▶ Exercise brief
Retype all the entries word for word, but omit the pictures.
────────
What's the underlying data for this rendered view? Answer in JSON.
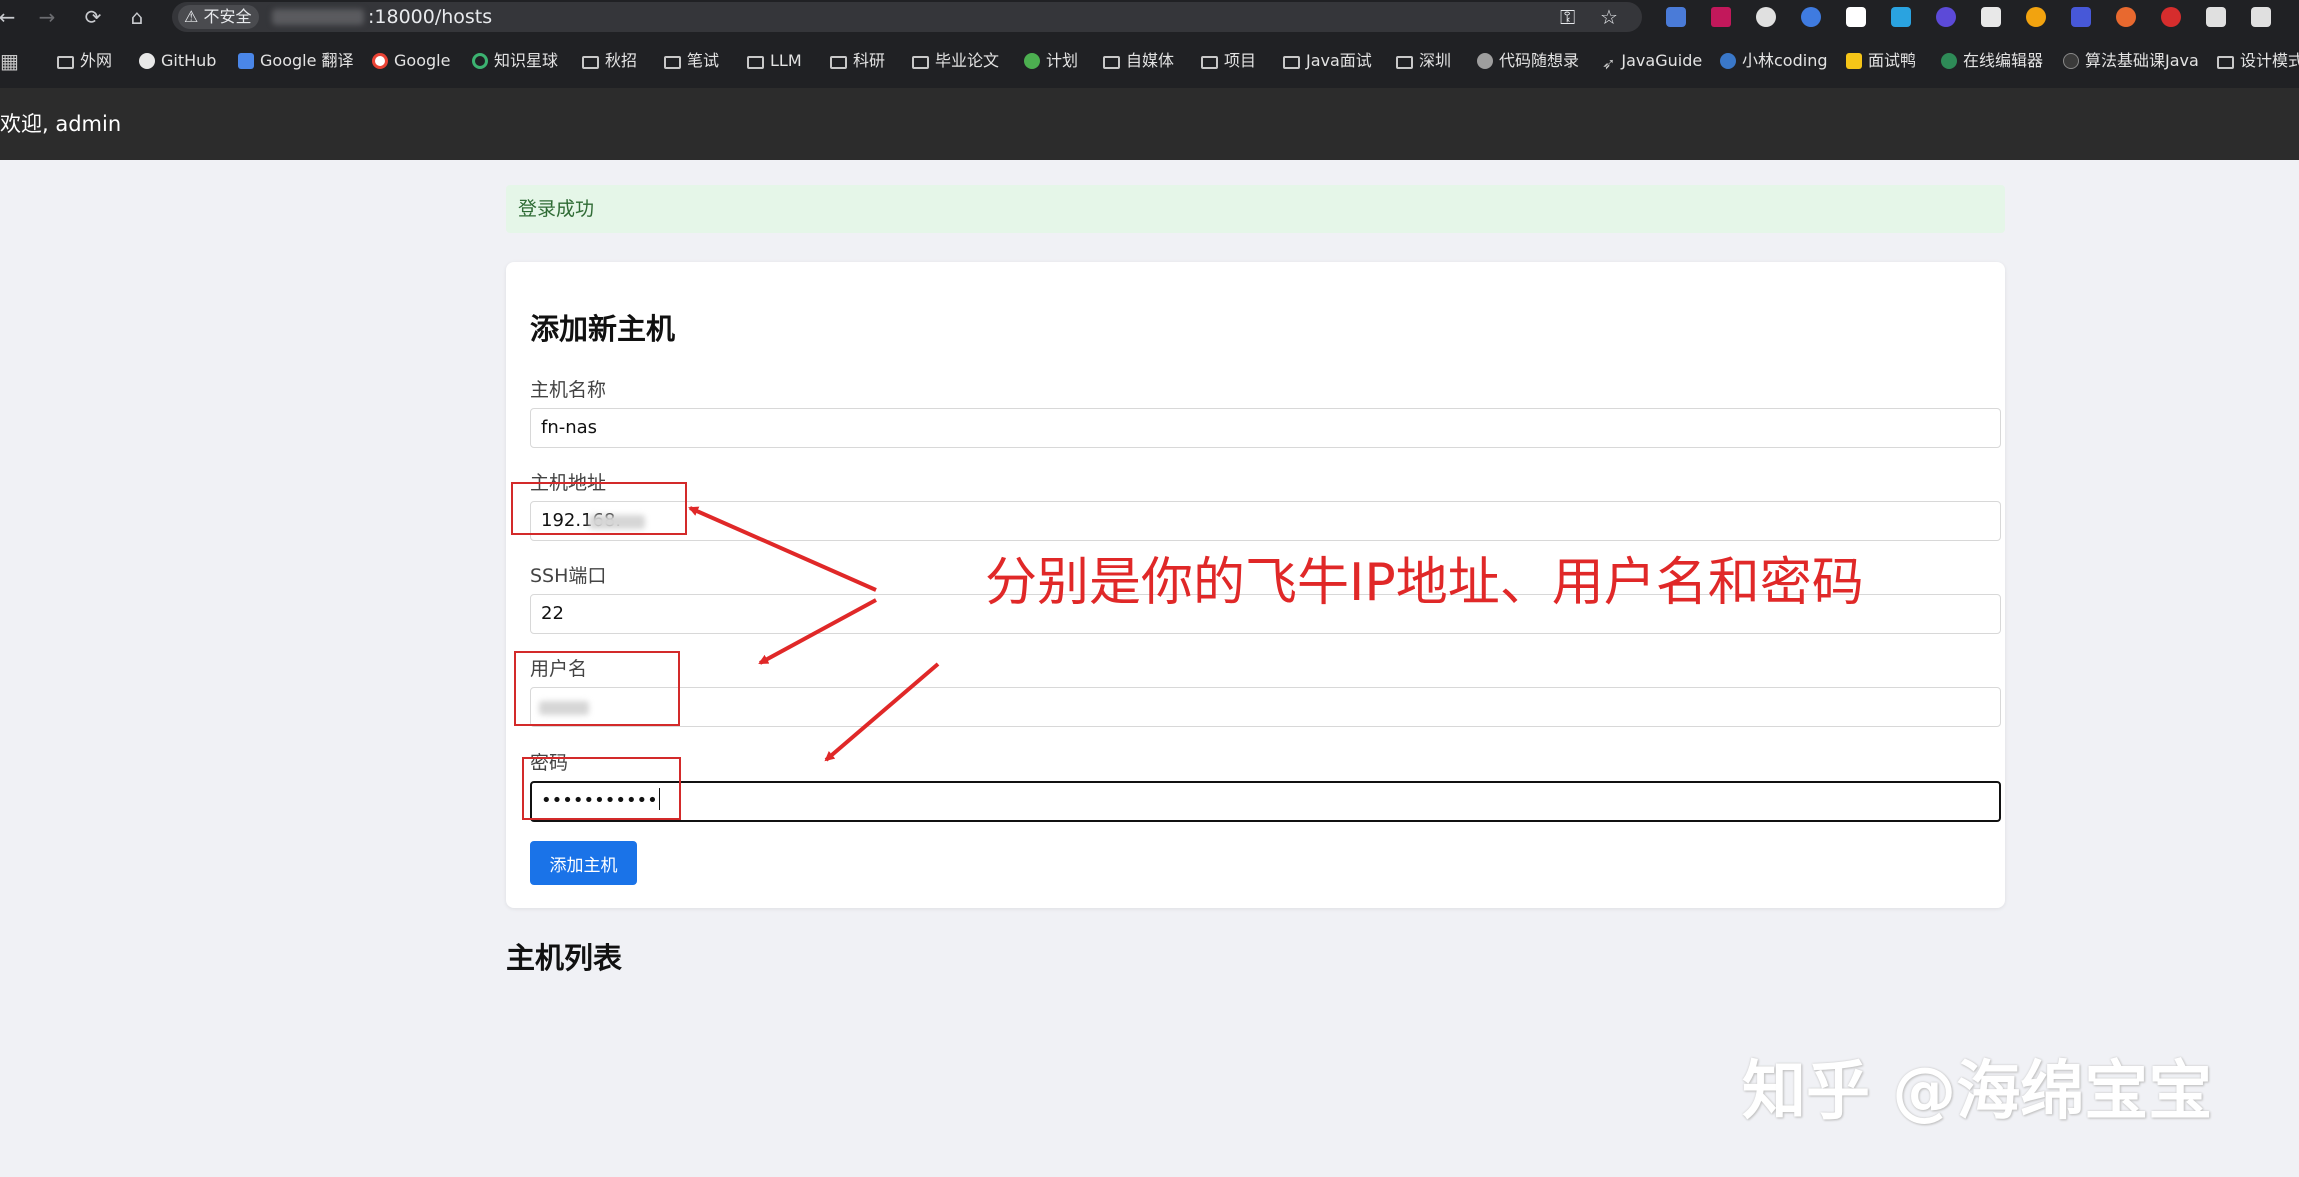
{
  "browser": {
    "security_label": "不安全",
    "url_visible": ":18000/hosts",
    "bookmarks": [
      {
        "label": "外网",
        "icon": "folder-icon"
      },
      {
        "label": "GitHub",
        "icon": "github-icon"
      },
      {
        "label": "Google 翻译",
        "icon": "google-translate-icon"
      },
      {
        "label": "Google",
        "icon": "google-icon"
      },
      {
        "label": "知识星球",
        "icon": "planet-icon"
      },
      {
        "label": "秋招",
        "icon": "folder-icon"
      },
      {
        "label": "笔试",
        "icon": "folder-icon"
      },
      {
        "label": "LLM",
        "icon": "folder-icon"
      },
      {
        "label": "科研",
        "icon": "folder-icon"
      },
      {
        "label": "毕业论文",
        "icon": "folder-icon"
      },
      {
        "label": "计划",
        "icon": "globe-icon"
      },
      {
        "label": "自媒体",
        "icon": "folder-icon"
      },
      {
        "label": "项目",
        "icon": "folder-icon"
      },
      {
        "label": "Java面试",
        "icon": "folder-icon"
      },
      {
        "label": "深圳",
        "icon": "folder-icon"
      },
      {
        "label": "代码随想录",
        "icon": "globe-icon"
      },
      {
        "label": "JavaGuide",
        "icon": "javaguide-icon"
      },
      {
        "label": "小林coding",
        "icon": "xiaolin-icon"
      },
      {
        "label": "面试鸭",
        "icon": "duck-icon"
      },
      {
        "label": "在线编辑器",
        "icon": "editor-icon"
      },
      {
        "label": "算法基础课Java",
        "icon": "github-icon"
      },
      {
        "label": "设计模式",
        "icon": "folder-icon"
      }
    ]
  },
  "app": {
    "welcome": "欢迎, admin",
    "flash": "登录成功",
    "form": {
      "title": "添加新主机",
      "fields": {
        "name": {
          "label": "主机名称",
          "value": "fn-nas"
        },
        "host": {
          "label": "主机地址",
          "value": "192.168."
        },
        "port": {
          "label": "SSH端口",
          "value": "22"
        },
        "user": {
          "label": "用户名",
          "value": ""
        },
        "password": {
          "label": "密码",
          "value": "•••••••••••"
        }
      },
      "submit_label": "添加主机"
    },
    "list_title": "主机列表"
  },
  "annotation": {
    "text": "分别是你的飞牛IP地址、用户名和密码",
    "color": "#e02828"
  },
  "watermark": "知乎 @海绵宝宝"
}
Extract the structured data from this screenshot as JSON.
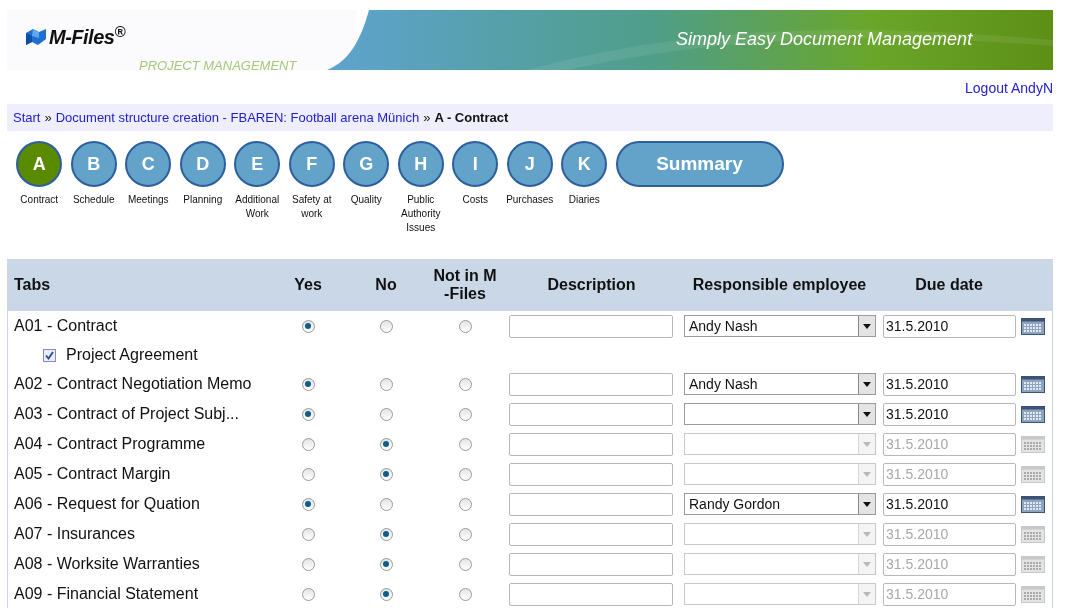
{
  "header": {
    "logo": "M-Files$^{®}$",
    "subtitle": "PROJECT MANAGEMENT",
    "tagline": "Simply Easy Document Management"
  },
  "user_link": "Logout AndyN",
  "breadcrumb": {
    "separator": "»",
    "items": [
      {
        "label": "Start",
        "current": false
      },
      {
        "label": "Document structure creation - FBAREN: Football arena Münich",
        "current": false
      },
      {
        "label": "A - Contract",
        "current": true
      }
    ]
  },
  "steps": [
    {
      "letter": "A",
      "label": "Contract",
      "selected": true
    },
    {
      "letter": "B",
      "label": "Schedule",
      "selected": false
    },
    {
      "letter": "C",
      "label": "Meetings",
      "selected": false
    },
    {
      "letter": "D",
      "label": "Planning",
      "selected": false
    },
    {
      "letter": "E",
      "label": "Additional Work",
      "selected": false
    },
    {
      "letter": "F",
      "label": "Safety at work",
      "selected": false
    },
    {
      "letter": "G",
      "label": "Quality",
      "selected": false
    },
    {
      "letter": "H",
      "label": "Public Authority Issues",
      "selected": false
    },
    {
      "letter": "I",
      "label": "Costs",
      "selected": false
    },
    {
      "letter": "J",
      "label": "Purchases",
      "selected": false
    },
    {
      "letter": "K",
      "label": "Diaries",
      "selected": false
    }
  ],
  "summary_button": "Summary",
  "table": {
    "columns": [
      "Tabs",
      "Yes",
      "No",
      "Not in M -Files",
      "Description",
      "Responsible employee",
      "Due date"
    ],
    "rows": [
      {
        "label": "A01 - Contract",
        "choices": [
          {
            "selected": true
          },
          {
            "selected": false
          },
          {
            "selected": false
          }
        ],
        "disabled": false,
        "employee": "Andy Nash",
        "due_date": "31.5.2010",
        "children": [
          {
            "label": "Project Agreement",
            "checked": true
          }
        ]
      },
      {
        "label": "A02 - Contract Negotiation Memo",
        "choices": [
          {
            "selected": true
          },
          {
            "selected": false
          },
          {
            "selected": false
          }
        ],
        "disabled": false,
        "employee": "Andy Nash",
        "due_date": "31.5.2010"
      },
      {
        "label": "A03 - Contract of Project Subj...",
        "choices": [
          {
            "selected": true
          },
          {
            "selected": false
          },
          {
            "selected": false
          }
        ],
        "disabled": false,
        "due_date": "31.5.2010"
      },
      {
        "label": "A04 - Contract Programme",
        "choices": [
          {
            "selected": false
          },
          {
            "selected": true
          },
          {
            "selected": false
          }
        ],
        "disabled": true,
        "due_date": "31.5.2010"
      },
      {
        "label": "A05 - Contract Margin",
        "choices": [
          {
            "selected": false
          },
          {
            "selected": true
          },
          {
            "selected": false
          }
        ],
        "disabled": true,
        "due_date": "31.5.2010"
      },
      {
        "label": "A06 - Request for Quation",
        "choices": [
          {
            "selected": true
          },
          {
            "selected": false
          },
          {
            "selected": false
          }
        ],
        "disabled": false,
        "employee": "Randy Gordon",
        "due_date": "31.5.2010"
      },
      {
        "label": "A07 - Insurances",
        "choices": [
          {
            "selected": false
          },
          {
            "selected": true
          },
          {
            "selected": false
          }
        ],
        "disabled": true,
        "due_date": "31.5.2010"
      },
      {
        "label": "A08 - Worksite Warranties",
        "choices": [
          {
            "selected": false
          },
          {
            "selected": true
          },
          {
            "selected": false
          }
        ],
        "disabled": true,
        "due_date": "31.5.2010"
      },
      {
        "label": "A09 - Financial Statement",
        "choices": [
          {
            "selected": false
          },
          {
            "selected": true
          },
          {
            "selected": false
          }
        ],
        "disabled": true,
        "due_date": "31.5.2010"
      }
    ]
  }
}
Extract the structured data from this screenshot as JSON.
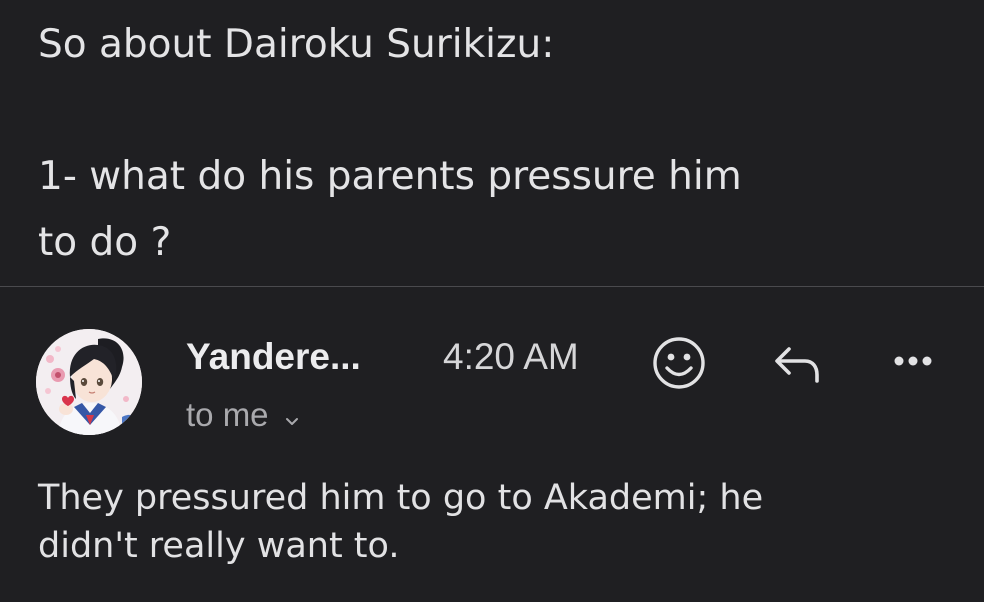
────────
▶ Response for this exercise
What's the underlying data for this rendered view? Answer in JSON.
{
  "browser": {
    "security_label": "不安全",
    "url_visible": ":18000/hosts",
    "bookmarks": [
      {
        "label": "外网",
        "icon": "folder-icon"
      },
      {
        "label": "GitHub",
        "icon": "github-icon"
      },
      {
        "label": "Google 翻译",
        "icon": "google-translate-icon"
      },
      {
        "label": "Google",
        "icon": "google-icon"
      },
      {
        "label": "知识星球",
        "icon": "planet-icon"
      },
      {
        "label": "秋招",
        "icon": "folder-icon"
      },
      {
        "label": "笔试",
        "icon": "folder-icon"
      },
      {
        "label": "LLM",
        "icon": "folder-icon"
      },
      {
        "label": "科研",
        "icon": "folder-icon"
      },
      {
        "label": "毕业论文",
        "icon": "folder-icon"
      },
      {
        "label": "计划",
        "icon": "globe-icon"
      },
      {
        "label": "自媒体",
        "icon": "folder-icon"
      },
      {
        "label": "项目",
        "icon": "folder-icon"
      },
      {
        "label": "Java面试",
        "icon": "folder-icon"
      },
      {
        "label": "深圳",
        "icon": "folder-icon"
      },
      {
        "label": "代码随想录",
        "icon": "globe-icon"
      },
      {
        "label": "JavaGuide",
        "icon": "javaguide-icon"
      },
      {
        "label": "小林coding",
        "icon": "xiaolin-icon"
      },
      {
        "label": "面试鸭",
        "icon": "duck-icon"
      },
      {
        "label": "在线编辑器",
        "icon": "editor-icon"
      },
      {
        "label": "算法基础课Java",
        "icon": "github-icon"
      },
      {
        "label": "设计模式",
        "icon": "folder-icon"
      }
    ]
  },
  "app": {
    "welcome": "欢迎, admin",
    "flash": "登录成功",
    "form": {
      "title": "添加新主机",
      "fields": {
        "name": {
          "label": "主机名称",
          "value": "fn-nas"
        },
        "host": {
          "label": "主机地址",
          "value": "192.168."
        },
        "port": {
          "label": "SSH端口",
          "value": "22"
        },
        "user": {
          "label": "用户名",
          "value": ""
        },
        "password": {
          "label": "密码",
          "value": "•••••••••••"
        }
      },
      "submit_label": "添加主机"
    },
    "list_title": "主机列表"
  },
  "annotation": {
    "text": "分别是你的飞牛IP地址、用户名和密码",
    "color": "#e02828"
  },
  "watermark": "知乎 @海绵宝宝"
}
Extract the structured data from this screenshot as JSON.
{
  "header": {
    "logo": "M-Files$^{®}$",
    "subtitle": "PROJECT MANAGEMENT",
    "tagline": "Simply Easy Document Management"
  },
  "user_link": "Logout AndyN",
  "breadcrumb": {
    "separator": "»",
    "items": [
      {
        "label": "Start",
        "current": false
      },
      {
        "label": "Document structure creation - FBAREN: Football arena Münich",
        "current": false
      },
      {
        "label": "A - Contract",
        "current": true
      }
    ]
  },
  "steps": [
    {
      "letter": "A",
      "label": "Contract",
      "selected": true
    },
    {
      "letter": "B",
      "label": "Schedule",
      "selected": false
    },
    {
      "letter": "C",
      "label": "Meetings",
      "selected": false
    },
    {
      "letter": "D",
      "label": "Planning",
      "selected": false
    },
    {
      "letter": "E",
      "label": "Additional Work",
      "selected": false
    },
    {
      "letter": "F",
      "label": "Safety at work",
      "selected": false
    },
    {
      "letter": "G",
      "label": "Quality",
      "selected": false
    },
    {
      "letter": "H",
      "label": "Public Authority Issues",
      "selected": false
    },
    {
      "letter": "I",
      "label": "Costs",
      "selected": false
    },
    {
      "letter": "J",
      "label": "Purchases",
      "selected": false
    },
    {
      "letter": "K",
      "label": "Diaries",
      "selected": false
    }
  ],
  "summary_button": "Summary",
  "table": {
    "columns": [
      "Tabs",
      "Yes",
      "No",
      "Not in M -Files",
      "Description",
      "Responsible employee",
      "Due date"
    ],
    "rows": [
      {
        "label": "A01 - Contract",
        "choices": [
          {
            "selected": true
          },
          {
            "selected": false
          },
          {
            "selected": false
          }
        ],
        "disabled": false,
        "employee": "Andy Nash",
        "due_date": "31.5.2010",
        "children": [
          {
            "label": "Project Agreement",
            "checked": true
          }
        ]
      },
      {
        "label": "A02 - Contract Negotiation Memo",
        "choices": [
          {
            "selected": true
          },
          {
            "selected": false
          },
          {
            "selected": false
          }
        ],
        "disabled": false,
        "employee": "Andy Nash",
        "due_date": "31.5.2010"
      },
      {
        "label": "A03 - Contract of Project Subj...",
        "choices": [
          {
            "selected": true
          },
          {
            "selected": false
          },
          {
            "selected": false
          }
        ],
        "disabled": false,
        "due_date": "31.5.2010"
      },
      {
        "label": "A04 - Contract Programme",
        "choices": [
          {
            "selected": false
          },
          {
            "selected": true
          },
          {
            "selected": false
          }
        ],
        "disabled": true,
        "due_date": "31.5.2010"
      },
      {
        "label": "A05 - Contract Margin",
        "choices": [
          {
            "selected": false
          },
          {
            "selected": true
          },
          {
            "selected": false
          }
        ],
        "disabled": true,
        "due_date": "31.5.2010"
      },
      {
        "label": "A06 - Request for Quation",
        "choices": [
          {
            "selected": true
          },
          {
            "selected": false
          },
          {
            "selected": false
          }
        ],
        "disabled": false,
        "employee": "Randy Gordon",
        "due_date": "31.5.2010"
      },
      {
        "label": "A07 - Insurances",
        "choices": [
          {
            "selected": false
          },
          {
            "selected": true
          },
          {
            "selected": false
          }
        ],
        "disabled": true,
        "due_date": "31.5.2010"
      },
      {
        "label": "A08 - Worksite Warranties",
        "choices": [
          {
            "selected": false
          },
          {
            "selected": true
          },
          {
            "selected": false
          }
        ],
        "disabled": true,
        "due_date": "31.5.2010"
      },
      {
        "label": "A09 - Financial Statement",
        "choices": [
          {
            "selected": false
          },
          {
            "selected": true
          },
          {
            "selected": false
          }
        ],
        "disabled": true,
        "due_date": "31.5.2010"
      }
    ]
  }
}
Extract the structured data from this screenshot as JSON.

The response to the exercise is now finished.